Extract every line that contains the word "participants".
-- start of DATA PROVIDED --
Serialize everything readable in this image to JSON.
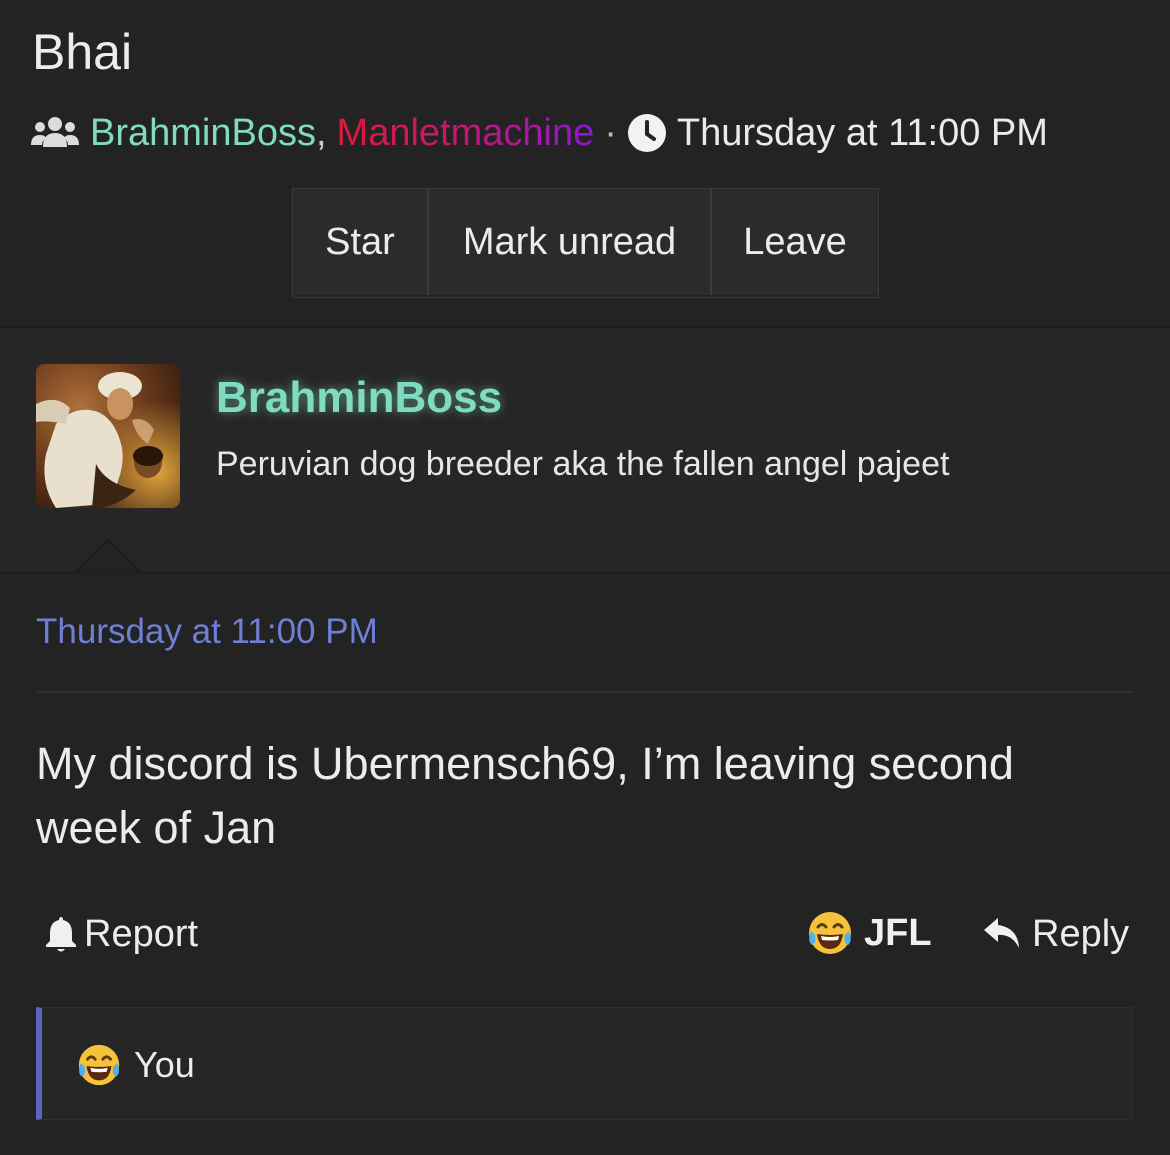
{
  "conversation": {
    "title": "Bhai",
    "participants": [
      {
        "name": "BrahminBoss",
        "color": "#7fdcc0"
      },
      {
        "name": "Manletmachine",
        "color": "#e0193a"
      }
    ],
    "separator": ",",
    "dot": "·",
    "date": "Thursday at 11:00 PM",
    "icons": {
      "participants": "users-icon",
      "time": "clock-icon"
    }
  },
  "actions": {
    "star": "Star",
    "mark_unread": "Mark unread",
    "leave": "Leave"
  },
  "message": {
    "author": "BrahminBoss",
    "author_color": "#7fdcc0",
    "user_title": "Peruvian dog breeder aka the fallen angel pajeet",
    "date": "Thursday at 11:00 PM",
    "body": "My discord is Ubermensch69, I’m leaving second week of Jan",
    "footer": {
      "report": "Report",
      "reaction": "JFL",
      "reply": "Reply"
    },
    "reactions": {
      "emoji": "laughing-tears-emoji",
      "who": "You",
      "accent": "#5865c7"
    }
  }
}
-- end of DATA PROVIDED --
§ RESULT OF THIS TASK:
    "participants": [
      "participants": "users-icon",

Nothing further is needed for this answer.